* [PROVIDED RECORDS]:

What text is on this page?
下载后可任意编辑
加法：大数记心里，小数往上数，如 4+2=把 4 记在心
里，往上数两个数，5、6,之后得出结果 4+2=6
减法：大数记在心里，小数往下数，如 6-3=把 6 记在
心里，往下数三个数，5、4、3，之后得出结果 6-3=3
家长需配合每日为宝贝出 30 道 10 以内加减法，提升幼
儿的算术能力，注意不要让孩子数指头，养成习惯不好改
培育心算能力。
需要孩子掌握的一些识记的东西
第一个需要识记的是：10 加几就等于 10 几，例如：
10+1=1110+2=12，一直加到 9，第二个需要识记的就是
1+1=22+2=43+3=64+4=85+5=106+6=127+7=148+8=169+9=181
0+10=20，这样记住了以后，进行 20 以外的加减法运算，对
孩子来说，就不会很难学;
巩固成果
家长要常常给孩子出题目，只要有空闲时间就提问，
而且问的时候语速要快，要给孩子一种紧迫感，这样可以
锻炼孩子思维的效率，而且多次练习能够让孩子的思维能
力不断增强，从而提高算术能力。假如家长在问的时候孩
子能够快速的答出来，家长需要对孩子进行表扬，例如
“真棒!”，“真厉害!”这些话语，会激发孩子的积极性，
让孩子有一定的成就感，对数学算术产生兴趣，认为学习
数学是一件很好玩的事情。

* [WHAT IS NEEDED]:
Show every line in the records above that contains the word "之后得出结果".

* [FULL ANSWER]:
里，往上数两个数，5、6,之后得出结果 4+2=6
心里，往下数三个数，5、4、3，之后得出结果 6-3=3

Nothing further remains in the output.